───── Listing
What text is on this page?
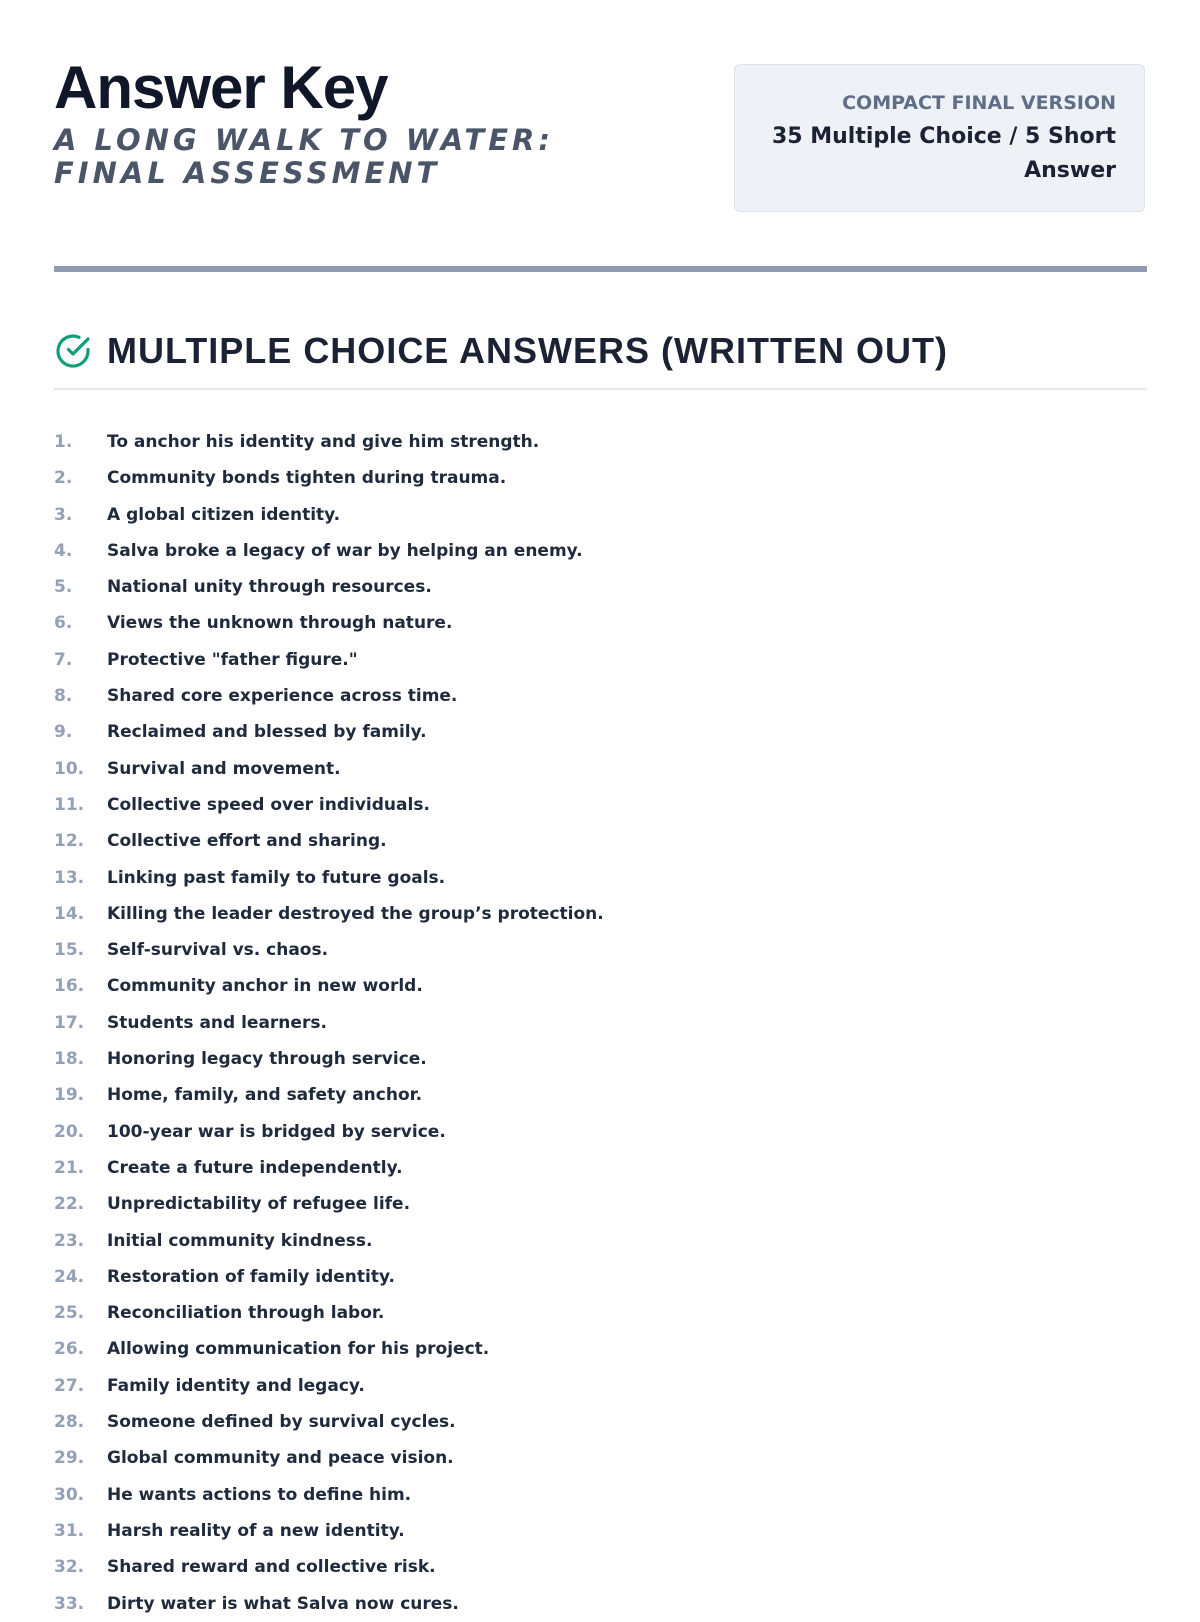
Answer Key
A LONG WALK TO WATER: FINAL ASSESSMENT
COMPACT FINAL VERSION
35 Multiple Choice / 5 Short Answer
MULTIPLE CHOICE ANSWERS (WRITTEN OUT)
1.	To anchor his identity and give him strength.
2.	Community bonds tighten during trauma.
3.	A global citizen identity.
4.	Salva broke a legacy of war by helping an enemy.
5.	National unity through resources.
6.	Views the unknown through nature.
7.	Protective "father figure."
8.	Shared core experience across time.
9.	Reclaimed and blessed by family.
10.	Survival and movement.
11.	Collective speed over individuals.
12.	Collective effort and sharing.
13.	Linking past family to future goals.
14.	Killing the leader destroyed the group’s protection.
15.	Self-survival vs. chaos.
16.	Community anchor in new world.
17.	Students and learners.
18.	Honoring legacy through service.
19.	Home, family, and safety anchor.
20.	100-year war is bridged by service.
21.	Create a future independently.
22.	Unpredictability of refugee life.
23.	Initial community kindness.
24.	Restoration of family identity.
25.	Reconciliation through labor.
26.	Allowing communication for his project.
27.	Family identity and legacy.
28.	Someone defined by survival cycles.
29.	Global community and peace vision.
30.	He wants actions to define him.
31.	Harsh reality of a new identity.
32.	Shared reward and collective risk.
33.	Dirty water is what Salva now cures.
──────────
───── Listing
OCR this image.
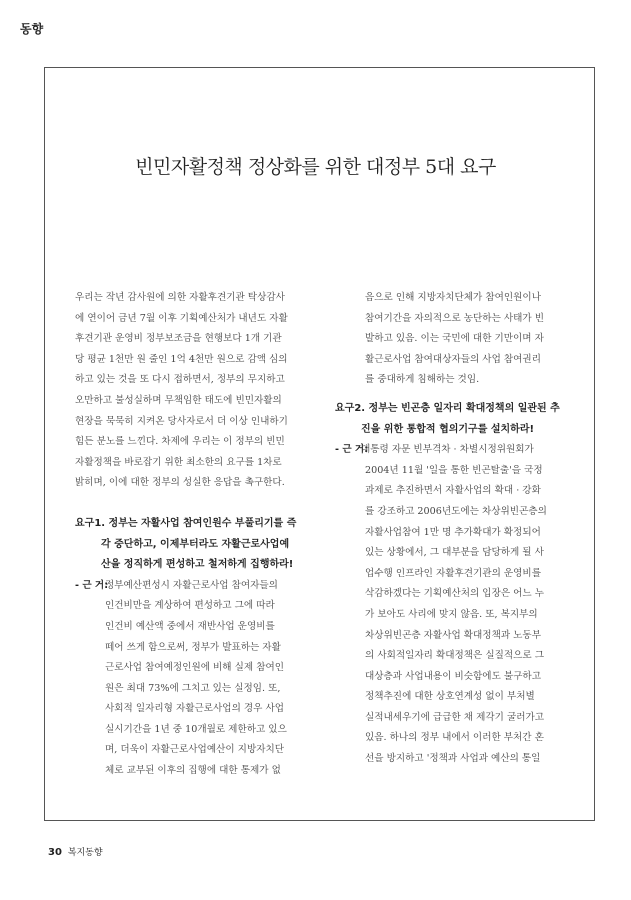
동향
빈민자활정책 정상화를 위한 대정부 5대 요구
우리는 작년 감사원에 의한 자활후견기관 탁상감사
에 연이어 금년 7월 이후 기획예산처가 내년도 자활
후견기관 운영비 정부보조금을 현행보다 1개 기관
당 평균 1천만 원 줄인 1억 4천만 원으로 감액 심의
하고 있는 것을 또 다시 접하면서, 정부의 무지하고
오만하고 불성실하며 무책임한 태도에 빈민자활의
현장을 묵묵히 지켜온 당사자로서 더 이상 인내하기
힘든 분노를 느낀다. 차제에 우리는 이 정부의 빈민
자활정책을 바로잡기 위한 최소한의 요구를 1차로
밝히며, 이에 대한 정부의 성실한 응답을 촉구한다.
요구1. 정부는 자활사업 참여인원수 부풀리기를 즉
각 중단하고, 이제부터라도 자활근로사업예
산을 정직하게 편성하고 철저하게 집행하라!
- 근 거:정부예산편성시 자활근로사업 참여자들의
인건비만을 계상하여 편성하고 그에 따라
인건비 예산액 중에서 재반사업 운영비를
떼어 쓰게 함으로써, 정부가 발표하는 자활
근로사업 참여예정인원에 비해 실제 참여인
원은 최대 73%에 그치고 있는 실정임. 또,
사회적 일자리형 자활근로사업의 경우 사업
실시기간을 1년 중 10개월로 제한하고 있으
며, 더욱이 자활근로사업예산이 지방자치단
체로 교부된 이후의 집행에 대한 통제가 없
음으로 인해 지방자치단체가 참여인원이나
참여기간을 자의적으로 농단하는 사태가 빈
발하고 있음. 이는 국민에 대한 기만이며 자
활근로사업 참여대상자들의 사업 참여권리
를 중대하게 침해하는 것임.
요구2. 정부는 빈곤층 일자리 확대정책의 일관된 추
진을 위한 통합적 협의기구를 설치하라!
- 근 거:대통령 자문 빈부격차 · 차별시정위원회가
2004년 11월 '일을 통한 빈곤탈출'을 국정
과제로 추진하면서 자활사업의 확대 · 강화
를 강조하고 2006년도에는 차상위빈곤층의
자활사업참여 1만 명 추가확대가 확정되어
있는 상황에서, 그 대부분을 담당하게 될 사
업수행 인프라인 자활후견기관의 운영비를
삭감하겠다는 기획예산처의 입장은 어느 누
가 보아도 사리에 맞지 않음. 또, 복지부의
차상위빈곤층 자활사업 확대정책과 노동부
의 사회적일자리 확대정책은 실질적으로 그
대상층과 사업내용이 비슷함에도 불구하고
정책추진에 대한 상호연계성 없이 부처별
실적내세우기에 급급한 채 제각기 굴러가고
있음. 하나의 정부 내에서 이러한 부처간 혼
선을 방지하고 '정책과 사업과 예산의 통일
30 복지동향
──────────
───── Listing
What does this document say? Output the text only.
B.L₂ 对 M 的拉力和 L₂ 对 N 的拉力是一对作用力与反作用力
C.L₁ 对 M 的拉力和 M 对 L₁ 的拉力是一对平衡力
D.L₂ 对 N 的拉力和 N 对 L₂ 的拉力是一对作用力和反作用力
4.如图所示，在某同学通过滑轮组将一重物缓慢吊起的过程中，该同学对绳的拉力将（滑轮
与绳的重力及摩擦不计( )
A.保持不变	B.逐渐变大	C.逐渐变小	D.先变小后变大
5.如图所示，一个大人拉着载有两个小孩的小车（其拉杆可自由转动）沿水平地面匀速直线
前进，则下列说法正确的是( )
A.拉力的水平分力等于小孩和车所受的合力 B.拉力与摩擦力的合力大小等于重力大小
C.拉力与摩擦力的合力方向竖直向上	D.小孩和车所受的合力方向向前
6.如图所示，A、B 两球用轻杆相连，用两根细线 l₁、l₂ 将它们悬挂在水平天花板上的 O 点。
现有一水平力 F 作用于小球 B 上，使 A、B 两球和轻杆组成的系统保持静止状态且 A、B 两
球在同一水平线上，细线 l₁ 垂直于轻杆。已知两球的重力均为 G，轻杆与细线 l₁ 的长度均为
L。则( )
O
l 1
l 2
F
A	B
──────────
Aim — Which lines hold the string "text"? List them all.

Finished answer —
What text is on this page?
What does this document say? Output the text only.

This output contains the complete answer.